-- start Dataset records --
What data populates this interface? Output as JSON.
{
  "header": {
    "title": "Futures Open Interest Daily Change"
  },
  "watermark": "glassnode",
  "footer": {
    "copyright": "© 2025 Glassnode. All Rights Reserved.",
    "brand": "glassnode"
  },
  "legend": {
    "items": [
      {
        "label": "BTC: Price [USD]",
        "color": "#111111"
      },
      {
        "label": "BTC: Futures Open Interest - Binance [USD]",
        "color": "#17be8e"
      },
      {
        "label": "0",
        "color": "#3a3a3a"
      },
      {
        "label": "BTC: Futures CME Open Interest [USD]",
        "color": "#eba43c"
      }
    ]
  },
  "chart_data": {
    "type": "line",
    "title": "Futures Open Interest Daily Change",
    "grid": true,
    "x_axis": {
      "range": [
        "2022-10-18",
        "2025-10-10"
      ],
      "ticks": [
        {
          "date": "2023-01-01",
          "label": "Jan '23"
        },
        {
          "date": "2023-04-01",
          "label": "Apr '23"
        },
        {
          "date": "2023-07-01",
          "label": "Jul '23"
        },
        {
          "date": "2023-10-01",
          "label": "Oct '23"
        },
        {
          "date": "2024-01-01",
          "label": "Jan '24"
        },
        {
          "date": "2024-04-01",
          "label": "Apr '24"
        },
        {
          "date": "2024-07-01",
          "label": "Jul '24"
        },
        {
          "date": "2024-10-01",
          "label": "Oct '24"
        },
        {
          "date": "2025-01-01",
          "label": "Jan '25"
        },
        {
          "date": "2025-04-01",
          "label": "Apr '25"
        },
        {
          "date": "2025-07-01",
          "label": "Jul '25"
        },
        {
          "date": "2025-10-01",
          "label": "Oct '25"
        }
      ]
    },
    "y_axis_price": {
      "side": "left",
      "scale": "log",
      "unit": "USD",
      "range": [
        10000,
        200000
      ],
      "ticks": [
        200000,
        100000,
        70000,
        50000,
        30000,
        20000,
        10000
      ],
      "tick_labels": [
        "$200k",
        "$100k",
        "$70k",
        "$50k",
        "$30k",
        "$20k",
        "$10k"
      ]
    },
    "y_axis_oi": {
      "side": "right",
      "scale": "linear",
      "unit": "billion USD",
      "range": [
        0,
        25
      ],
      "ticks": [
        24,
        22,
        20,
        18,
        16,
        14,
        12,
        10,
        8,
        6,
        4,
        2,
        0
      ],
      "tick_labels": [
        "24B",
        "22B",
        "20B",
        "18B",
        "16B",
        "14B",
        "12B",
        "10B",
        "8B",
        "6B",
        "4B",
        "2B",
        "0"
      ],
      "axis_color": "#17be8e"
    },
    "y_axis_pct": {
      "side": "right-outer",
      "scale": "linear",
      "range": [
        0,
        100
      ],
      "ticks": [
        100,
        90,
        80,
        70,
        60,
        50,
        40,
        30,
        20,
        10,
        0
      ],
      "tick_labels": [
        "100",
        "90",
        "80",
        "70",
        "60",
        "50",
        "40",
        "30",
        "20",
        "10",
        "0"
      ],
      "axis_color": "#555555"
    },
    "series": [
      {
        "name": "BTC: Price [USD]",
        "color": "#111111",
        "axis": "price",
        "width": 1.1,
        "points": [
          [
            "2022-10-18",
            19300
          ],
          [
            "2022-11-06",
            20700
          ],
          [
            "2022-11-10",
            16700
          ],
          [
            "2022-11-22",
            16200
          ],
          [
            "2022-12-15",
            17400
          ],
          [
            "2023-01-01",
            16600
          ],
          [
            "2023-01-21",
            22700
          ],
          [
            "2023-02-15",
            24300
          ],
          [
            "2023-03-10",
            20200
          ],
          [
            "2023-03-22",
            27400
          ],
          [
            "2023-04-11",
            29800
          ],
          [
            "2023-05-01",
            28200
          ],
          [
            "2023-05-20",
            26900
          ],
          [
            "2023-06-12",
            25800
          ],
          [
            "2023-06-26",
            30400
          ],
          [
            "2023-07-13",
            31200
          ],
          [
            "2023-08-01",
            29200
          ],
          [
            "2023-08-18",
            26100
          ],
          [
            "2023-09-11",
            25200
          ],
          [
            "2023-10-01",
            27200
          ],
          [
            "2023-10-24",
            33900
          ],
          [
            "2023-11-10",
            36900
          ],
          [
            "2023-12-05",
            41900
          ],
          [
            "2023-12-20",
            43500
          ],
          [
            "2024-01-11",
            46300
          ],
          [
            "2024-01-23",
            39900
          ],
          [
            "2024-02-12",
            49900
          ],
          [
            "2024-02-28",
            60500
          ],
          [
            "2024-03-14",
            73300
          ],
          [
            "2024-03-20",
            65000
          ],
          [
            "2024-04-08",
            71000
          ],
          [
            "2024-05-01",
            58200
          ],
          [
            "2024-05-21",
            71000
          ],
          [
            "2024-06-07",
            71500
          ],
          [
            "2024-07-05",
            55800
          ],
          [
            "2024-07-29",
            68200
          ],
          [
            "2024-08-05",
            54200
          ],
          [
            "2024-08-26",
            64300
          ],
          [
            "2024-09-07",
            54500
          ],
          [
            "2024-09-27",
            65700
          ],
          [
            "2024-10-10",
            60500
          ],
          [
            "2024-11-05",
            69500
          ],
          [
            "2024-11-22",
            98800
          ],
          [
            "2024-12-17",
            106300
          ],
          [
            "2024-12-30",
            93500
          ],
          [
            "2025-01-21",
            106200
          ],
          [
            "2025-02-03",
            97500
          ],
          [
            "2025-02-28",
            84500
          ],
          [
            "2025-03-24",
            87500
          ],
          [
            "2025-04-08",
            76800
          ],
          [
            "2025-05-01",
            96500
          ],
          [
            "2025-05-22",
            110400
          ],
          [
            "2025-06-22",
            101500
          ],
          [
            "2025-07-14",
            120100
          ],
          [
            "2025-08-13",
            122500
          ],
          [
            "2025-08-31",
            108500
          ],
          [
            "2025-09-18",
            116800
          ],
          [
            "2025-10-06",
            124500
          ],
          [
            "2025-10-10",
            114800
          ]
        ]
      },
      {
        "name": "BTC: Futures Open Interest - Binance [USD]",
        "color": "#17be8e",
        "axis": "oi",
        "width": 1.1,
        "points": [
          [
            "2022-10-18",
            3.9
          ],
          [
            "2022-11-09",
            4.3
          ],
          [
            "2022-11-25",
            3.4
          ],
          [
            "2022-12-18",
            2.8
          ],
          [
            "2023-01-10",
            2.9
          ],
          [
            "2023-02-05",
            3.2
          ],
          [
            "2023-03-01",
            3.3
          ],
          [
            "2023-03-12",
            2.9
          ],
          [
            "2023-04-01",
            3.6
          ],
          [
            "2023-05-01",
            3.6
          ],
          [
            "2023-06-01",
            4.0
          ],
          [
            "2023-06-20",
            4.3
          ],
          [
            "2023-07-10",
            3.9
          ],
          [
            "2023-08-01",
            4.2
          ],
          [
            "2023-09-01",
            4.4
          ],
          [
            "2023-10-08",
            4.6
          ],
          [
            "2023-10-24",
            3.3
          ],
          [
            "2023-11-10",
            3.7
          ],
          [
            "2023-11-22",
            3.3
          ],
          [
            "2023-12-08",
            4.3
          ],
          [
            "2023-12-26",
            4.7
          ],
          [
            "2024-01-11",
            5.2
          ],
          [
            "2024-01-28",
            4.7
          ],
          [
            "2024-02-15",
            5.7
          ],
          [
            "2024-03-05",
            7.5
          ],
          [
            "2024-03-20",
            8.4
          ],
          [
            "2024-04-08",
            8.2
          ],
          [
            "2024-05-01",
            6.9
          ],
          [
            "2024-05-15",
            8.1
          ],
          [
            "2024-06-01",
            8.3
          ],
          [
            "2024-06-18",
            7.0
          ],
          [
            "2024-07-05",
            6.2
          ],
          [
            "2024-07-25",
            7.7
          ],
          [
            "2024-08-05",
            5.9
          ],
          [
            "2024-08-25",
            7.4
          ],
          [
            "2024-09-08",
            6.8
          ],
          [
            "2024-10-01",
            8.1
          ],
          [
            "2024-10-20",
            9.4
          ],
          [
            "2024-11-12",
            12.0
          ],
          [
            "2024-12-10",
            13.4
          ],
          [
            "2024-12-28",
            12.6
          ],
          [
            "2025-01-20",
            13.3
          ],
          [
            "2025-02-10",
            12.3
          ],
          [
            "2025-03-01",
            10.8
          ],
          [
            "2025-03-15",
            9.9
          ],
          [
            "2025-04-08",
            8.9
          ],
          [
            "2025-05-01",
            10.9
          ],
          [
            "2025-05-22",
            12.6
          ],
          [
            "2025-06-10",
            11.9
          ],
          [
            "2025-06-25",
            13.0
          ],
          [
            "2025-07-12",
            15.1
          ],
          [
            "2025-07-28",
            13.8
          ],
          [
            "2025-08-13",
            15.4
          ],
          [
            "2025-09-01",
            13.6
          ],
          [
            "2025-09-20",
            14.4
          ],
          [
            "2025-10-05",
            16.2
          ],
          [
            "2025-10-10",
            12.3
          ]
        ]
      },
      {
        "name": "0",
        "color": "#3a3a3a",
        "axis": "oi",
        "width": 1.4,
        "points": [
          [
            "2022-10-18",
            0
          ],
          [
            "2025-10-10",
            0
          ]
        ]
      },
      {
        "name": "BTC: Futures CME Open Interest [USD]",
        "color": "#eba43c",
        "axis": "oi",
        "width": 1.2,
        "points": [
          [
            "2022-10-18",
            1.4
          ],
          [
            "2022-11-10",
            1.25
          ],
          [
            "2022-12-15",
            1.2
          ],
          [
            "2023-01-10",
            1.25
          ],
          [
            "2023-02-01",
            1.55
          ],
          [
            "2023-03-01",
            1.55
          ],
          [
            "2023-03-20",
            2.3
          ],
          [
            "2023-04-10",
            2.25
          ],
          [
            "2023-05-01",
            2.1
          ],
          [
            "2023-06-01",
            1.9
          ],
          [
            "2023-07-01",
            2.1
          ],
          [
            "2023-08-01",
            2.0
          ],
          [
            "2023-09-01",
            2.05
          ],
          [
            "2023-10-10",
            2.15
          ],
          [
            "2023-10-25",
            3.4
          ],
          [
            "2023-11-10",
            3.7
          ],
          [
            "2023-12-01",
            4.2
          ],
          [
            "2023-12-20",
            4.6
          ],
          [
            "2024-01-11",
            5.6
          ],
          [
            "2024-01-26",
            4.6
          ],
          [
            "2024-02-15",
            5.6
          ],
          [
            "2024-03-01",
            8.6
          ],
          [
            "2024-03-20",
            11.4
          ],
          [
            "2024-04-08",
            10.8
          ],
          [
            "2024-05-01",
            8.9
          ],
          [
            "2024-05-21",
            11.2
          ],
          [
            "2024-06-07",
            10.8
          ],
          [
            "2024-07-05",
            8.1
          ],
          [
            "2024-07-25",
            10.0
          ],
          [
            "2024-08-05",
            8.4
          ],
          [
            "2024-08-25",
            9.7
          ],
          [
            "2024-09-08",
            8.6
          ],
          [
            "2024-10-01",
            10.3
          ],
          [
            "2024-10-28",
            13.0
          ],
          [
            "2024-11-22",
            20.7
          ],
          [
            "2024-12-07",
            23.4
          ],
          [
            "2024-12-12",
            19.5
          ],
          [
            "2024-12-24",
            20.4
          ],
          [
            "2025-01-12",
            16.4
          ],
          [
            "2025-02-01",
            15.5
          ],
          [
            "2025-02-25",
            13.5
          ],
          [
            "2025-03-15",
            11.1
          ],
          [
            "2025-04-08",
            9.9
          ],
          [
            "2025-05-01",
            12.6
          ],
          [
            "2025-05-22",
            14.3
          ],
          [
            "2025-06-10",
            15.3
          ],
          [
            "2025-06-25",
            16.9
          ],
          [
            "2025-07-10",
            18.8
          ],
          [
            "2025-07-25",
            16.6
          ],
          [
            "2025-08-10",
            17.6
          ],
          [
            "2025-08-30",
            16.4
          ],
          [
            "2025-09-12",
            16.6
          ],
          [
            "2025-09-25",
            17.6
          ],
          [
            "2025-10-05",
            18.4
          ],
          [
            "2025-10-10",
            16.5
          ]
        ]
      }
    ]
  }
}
-- end Dataset records --
-- start Dataset records --
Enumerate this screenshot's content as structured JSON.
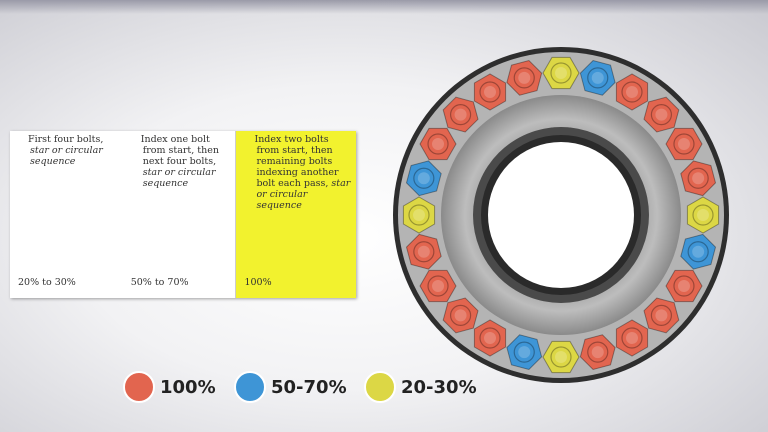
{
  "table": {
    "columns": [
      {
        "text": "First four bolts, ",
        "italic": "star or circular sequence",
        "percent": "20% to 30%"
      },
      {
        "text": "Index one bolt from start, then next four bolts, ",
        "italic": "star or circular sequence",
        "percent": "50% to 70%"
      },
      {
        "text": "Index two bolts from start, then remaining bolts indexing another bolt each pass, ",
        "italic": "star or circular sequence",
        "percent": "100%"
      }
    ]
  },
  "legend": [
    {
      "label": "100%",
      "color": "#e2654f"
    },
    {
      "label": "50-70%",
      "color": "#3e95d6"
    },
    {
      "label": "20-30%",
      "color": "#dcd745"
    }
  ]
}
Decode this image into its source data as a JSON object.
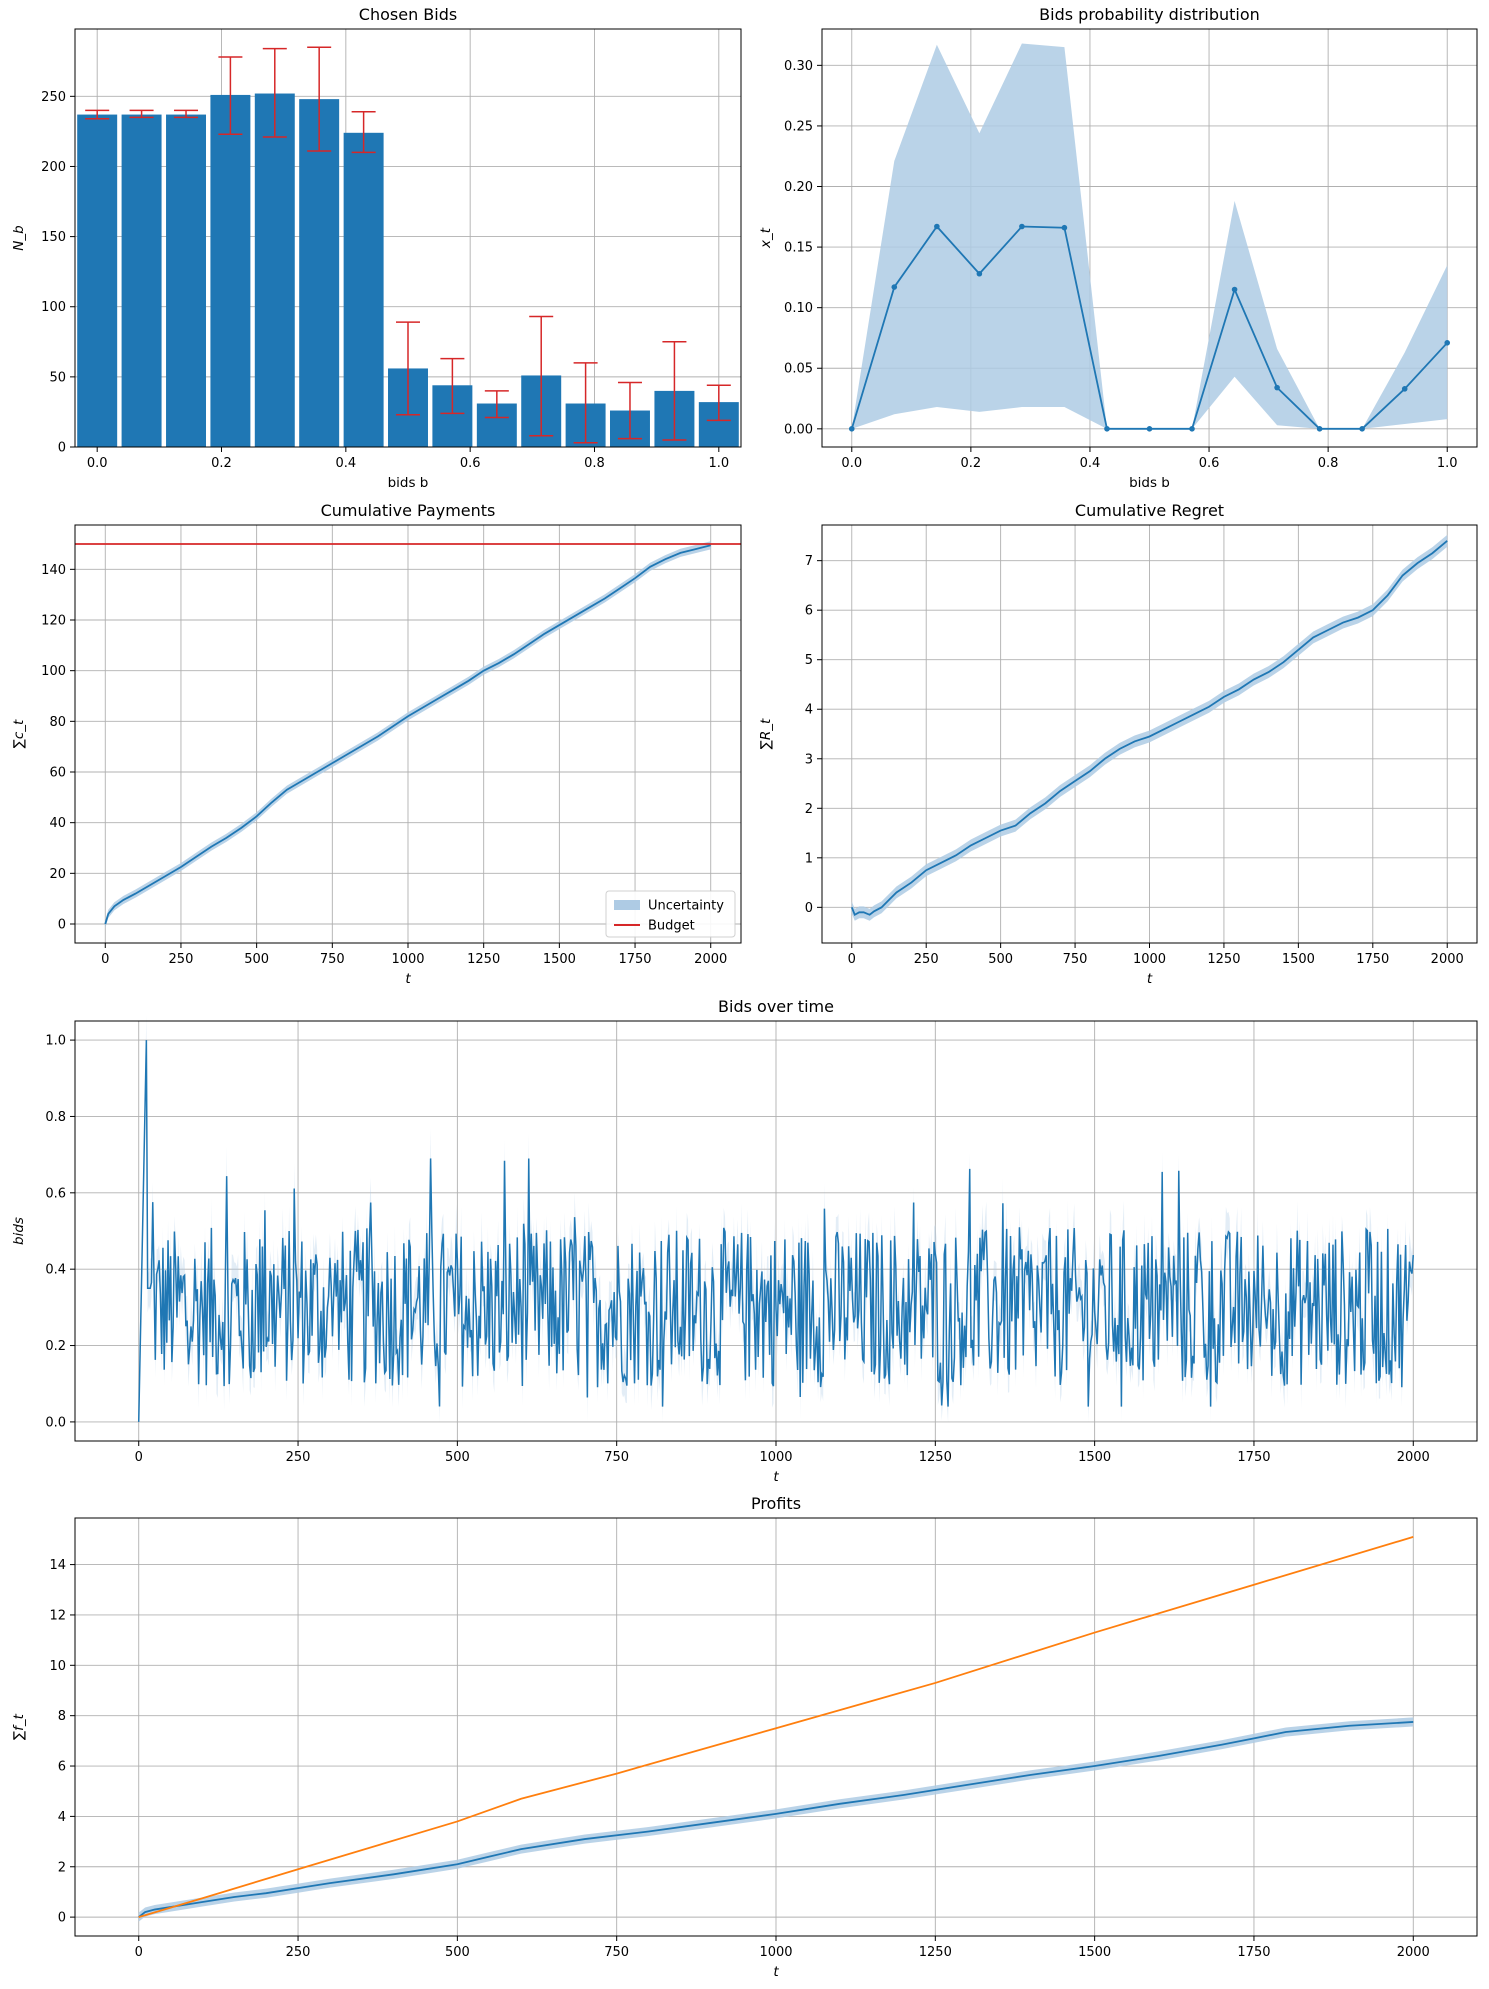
-- end Dataset records --
-- start Dataset records --
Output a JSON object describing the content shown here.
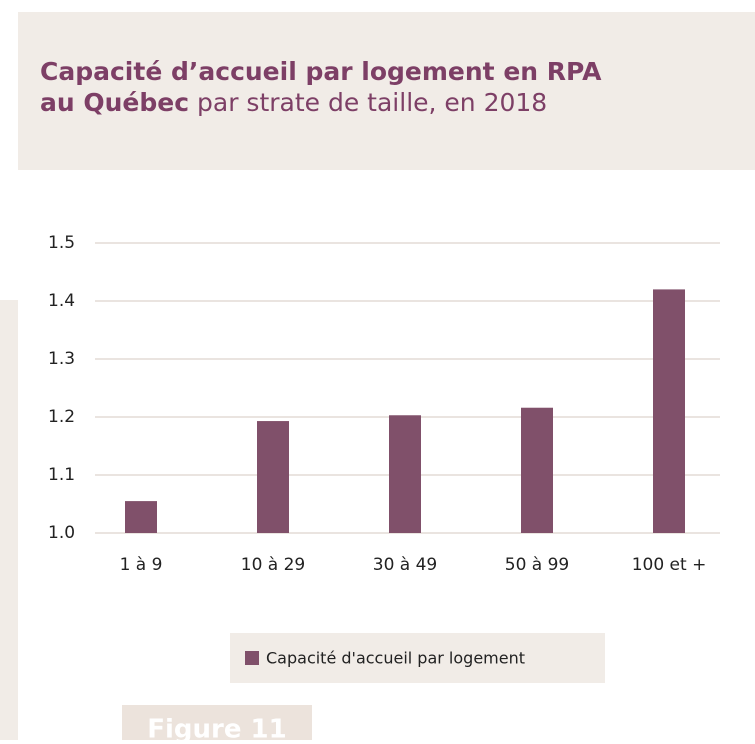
-- end Dataset records --
=== Exercise directions ===
Give only the lines from the one with "Enumerate this screenshot's" to the one with "Decode this image", both included, again and exactly; leave the images out.

=== Answer to this problem ===
Enumerate this screenshot's content as structured JSON.
{
  "table": {
    "columns": [
      {
        "text": "First four bolts, ",
        "italic": "star or circular sequence",
        "percent": "20% to 30%"
      },
      {
        "text": "Index one bolt from start, then next four bolts, ",
        "italic": "star or circular sequence",
        "percent": "50% to 70%"
      },
      {
        "text": "Index two bolts from start, then remaining bolts indexing another bolt each pass, ",
        "italic": "star or circular sequence",
        "percent": "100%"
      }
    ]
  },
  "legend": [
    {
      "label": "100%",
      "color": "#e2654f"
    },
    {
      "label": "50-70%",
      "color": "#3e95d6"
    },
    {
      "label": "20-30%",
      "color": "#dcd745"
    }
  ]
}
Decode this image into its source data as a JSON object.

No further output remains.